REQUIRED WORK
Without altering anything, repeat each of the records.

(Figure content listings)
******************************
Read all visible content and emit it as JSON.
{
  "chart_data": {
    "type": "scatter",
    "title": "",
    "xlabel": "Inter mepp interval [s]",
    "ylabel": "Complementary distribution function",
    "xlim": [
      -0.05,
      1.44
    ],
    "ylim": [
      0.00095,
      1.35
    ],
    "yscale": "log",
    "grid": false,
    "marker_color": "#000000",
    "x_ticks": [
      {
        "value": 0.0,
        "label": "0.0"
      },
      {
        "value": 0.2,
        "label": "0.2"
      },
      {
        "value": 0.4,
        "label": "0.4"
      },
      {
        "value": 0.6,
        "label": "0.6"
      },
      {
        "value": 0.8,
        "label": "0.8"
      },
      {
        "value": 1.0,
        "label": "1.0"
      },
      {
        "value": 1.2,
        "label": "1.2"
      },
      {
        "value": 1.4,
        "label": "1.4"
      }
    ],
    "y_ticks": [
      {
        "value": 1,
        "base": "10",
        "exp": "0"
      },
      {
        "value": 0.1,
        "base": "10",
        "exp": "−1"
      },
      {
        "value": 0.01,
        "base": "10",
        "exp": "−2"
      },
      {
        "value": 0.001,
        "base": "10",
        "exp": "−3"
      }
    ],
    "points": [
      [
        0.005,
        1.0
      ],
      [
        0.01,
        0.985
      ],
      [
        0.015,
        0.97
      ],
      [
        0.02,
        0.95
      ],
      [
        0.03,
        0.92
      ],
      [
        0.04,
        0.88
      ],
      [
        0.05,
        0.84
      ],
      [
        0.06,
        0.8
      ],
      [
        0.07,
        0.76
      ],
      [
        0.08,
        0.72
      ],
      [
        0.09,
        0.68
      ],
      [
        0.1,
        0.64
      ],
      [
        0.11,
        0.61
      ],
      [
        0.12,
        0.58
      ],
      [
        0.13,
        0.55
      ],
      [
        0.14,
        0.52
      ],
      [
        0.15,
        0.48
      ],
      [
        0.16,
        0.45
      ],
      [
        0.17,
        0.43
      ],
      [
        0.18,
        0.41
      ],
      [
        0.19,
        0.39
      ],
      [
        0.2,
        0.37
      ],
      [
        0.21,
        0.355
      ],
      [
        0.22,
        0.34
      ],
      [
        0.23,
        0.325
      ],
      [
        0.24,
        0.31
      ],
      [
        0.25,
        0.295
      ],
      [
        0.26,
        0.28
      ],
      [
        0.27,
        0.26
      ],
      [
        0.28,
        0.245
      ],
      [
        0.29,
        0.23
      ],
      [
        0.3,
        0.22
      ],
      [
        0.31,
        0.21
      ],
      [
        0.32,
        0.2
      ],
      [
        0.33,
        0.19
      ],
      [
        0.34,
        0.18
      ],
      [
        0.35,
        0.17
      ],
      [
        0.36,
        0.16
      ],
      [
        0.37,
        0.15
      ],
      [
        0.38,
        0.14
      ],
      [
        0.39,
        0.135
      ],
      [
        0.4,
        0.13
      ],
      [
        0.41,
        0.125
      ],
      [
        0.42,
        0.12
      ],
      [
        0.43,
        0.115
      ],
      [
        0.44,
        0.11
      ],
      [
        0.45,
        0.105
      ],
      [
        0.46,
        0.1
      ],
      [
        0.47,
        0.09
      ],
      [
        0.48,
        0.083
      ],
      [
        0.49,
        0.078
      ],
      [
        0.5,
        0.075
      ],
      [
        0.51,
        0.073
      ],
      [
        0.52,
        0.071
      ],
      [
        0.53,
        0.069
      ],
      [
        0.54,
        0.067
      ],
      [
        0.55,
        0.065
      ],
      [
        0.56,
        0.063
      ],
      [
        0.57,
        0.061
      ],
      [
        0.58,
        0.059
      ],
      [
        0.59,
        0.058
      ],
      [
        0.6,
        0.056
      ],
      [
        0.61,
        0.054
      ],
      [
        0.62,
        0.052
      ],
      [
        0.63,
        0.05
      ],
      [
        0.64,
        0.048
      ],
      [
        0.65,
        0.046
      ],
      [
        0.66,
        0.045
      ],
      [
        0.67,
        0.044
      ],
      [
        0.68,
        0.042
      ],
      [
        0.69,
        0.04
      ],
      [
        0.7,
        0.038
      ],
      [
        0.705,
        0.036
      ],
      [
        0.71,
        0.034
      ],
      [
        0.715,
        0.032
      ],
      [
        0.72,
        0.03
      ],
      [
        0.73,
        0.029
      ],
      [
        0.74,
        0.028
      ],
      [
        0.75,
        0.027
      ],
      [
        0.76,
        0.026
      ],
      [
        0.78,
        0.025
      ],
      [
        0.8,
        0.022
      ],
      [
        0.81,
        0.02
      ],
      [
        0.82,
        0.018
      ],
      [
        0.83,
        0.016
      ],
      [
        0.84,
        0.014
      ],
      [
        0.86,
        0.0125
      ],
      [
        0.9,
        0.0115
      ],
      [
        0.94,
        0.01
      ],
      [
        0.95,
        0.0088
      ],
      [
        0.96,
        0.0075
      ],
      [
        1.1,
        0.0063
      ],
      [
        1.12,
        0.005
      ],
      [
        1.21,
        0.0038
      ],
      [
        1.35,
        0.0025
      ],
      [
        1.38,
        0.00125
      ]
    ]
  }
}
******************************
ANSWER TO THIS EXERCISE
Read all visible content and emit it as JSON.
{
  "chart_data": {
    "type": "scatter",
    "title": "",
    "xlabel": "Inter mepp interval [s]",
    "ylabel": "Complementary distribution function",
    "xlim": [
      -0.05,
      1.44
    ],
    "ylim": [
      0.00095,
      1.35
    ],
    "yscale": "log",
    "grid": false,
    "marker_color": "#000000",
    "x_ticks": [
      {
        "value": 0.0,
        "label": "0.0"
      },
      {
        "value": 0.2,
        "label": "0.2"
      },
      {
        "value": 0.4,
        "label": "0.4"
      },
      {
        "value": 0.6,
        "label": "0.6"
      },
      {
        "value": 0.8,
        "label": "0.8"
      },
      {
        "value": 1.0,
        "label": "1.0"
      },
      {
        "value": 1.2,
        "label": "1.2"
      },
      {
        "value": 1.4,
        "label": "1.4"
      }
    ],
    "y_ticks": [
      {
        "value": 1,
        "base": "10",
        "exp": "0"
      },
      {
        "value": 0.1,
        "base": "10",
        "exp": "−1"
      },
      {
        "value": 0.01,
        "base": "10",
        "exp": "−2"
      },
      {
        "value": 0.001,
        "base": "10",
        "exp": "−3"
      }
    ],
    "points": [
      [
        0.005,
        1.0
      ],
      [
        0.01,
        0.985
      ],
      [
        0.015,
        0.97
      ],
      [
        0.02,
        0.95
      ],
      [
        0.03,
        0.92
      ],
      [
        0.04,
        0.88
      ],
      [
        0.05,
        0.84
      ],
      [
        0.06,
        0.8
      ],
      [
        0.07,
        0.76
      ],
      [
        0.08,
        0.72
      ],
      [
        0.09,
        0.68
      ],
      [
        0.1,
        0.64
      ],
      [
        0.11,
        0.61
      ],
      [
        0.12,
        0.58
      ],
      [
        0.13,
        0.55
      ],
      [
        0.14,
        0.52
      ],
      [
        0.15,
        0.48
      ],
      [
        0.16,
        0.45
      ],
      [
        0.17,
        0.43
      ],
      [
        0.18,
        0.41
      ],
      [
        0.19,
        0.39
      ],
      [
        0.2,
        0.37
      ],
      [
        0.21,
        0.355
      ],
      [
        0.22,
        0.34
      ],
      [
        0.23,
        0.325
      ],
      [
        0.24,
        0.31
      ],
      [
        0.25,
        0.295
      ],
      [
        0.26,
        0.28
      ],
      [
        0.27,
        0.26
      ],
      [
        0.28,
        0.245
      ],
      [
        0.29,
        0.23
      ],
      [
        0.3,
        0.22
      ],
      [
        0.31,
        0.21
      ],
      [
        0.32,
        0.2
      ],
      [
        0.33,
        0.19
      ],
      [
        0.34,
        0.18
      ],
      [
        0.35,
        0.17
      ],
      [
        0.36,
        0.16
      ],
      [
        0.37,
        0.15
      ],
      [
        0.38,
        0.14
      ],
      [
        0.39,
        0.135
      ],
      [
        0.4,
        0.13
      ],
      [
        0.41,
        0.125
      ],
      [
        0.42,
        0.12
      ],
      [
        0.43,
        0.115
      ],
      [
        0.44,
        0.11
      ],
      [
        0.45,
        0.105
      ],
      [
        0.46,
        0.1
      ],
      [
        0.47,
        0.09
      ],
      [
        0.48,
        0.083
      ],
      [
        0.49,
        0.078
      ],
      [
        0.5,
        0.075
      ],
      [
        0.51,
        0.073
      ],
      [
        0.52,
        0.071
      ],
      [
        0.53,
        0.069
      ],
      [
        0.54,
        0.067
      ],
      [
        0.55,
        0.065
      ],
      [
        0.56,
        0.063
      ],
      [
        0.57,
        0.061
      ],
      [
        0.58,
        0.059
      ],
      [
        0.59,
        0.058
      ],
      [
        0.6,
        0.056
      ],
      [
        0.61,
        0.054
      ],
      [
        0.62,
        0.052
      ],
      [
        0.63,
        0.05
      ],
      [
        0.64,
        0.048
      ],
      [
        0.65,
        0.046
      ],
      [
        0.66,
        0.045
      ],
      [
        0.67,
        0.044
      ],
      [
        0.68,
        0.042
      ],
      [
        0.69,
        0.04
      ],
      [
        0.7,
        0.038
      ],
      [
        0.705,
        0.036
      ],
      [
        0.71,
        0.034
      ],
      [
        0.715,
        0.032
      ],
      [
        0.72,
        0.03
      ],
      [
        0.73,
        0.029
      ],
      [
        0.74,
        0.028
      ],
      [
        0.75,
        0.027
      ],
      [
        0.76,
        0.026
      ],
      [
        0.78,
        0.025
      ],
      [
        0.8,
        0.022
      ],
      [
        0.81,
        0.02
      ],
      [
        0.82,
        0.018
      ],
      [
        0.83,
        0.016
      ],
      [
        0.84,
        0.014
      ],
      [
        0.86,
        0.0125
      ],
      [
        0.9,
        0.0115
      ],
      [
        0.94,
        0.01
      ],
      [
        0.95,
        0.0088
      ],
      [
        0.96,
        0.0075
      ],
      [
        1.1,
        0.0063
      ],
      [
        1.12,
        0.005
      ],
      [
        1.21,
        0.0038
      ],
      [
        1.35,
        0.0025
      ],
      [
        1.38,
        0.00125
      ]
    ]
  }
}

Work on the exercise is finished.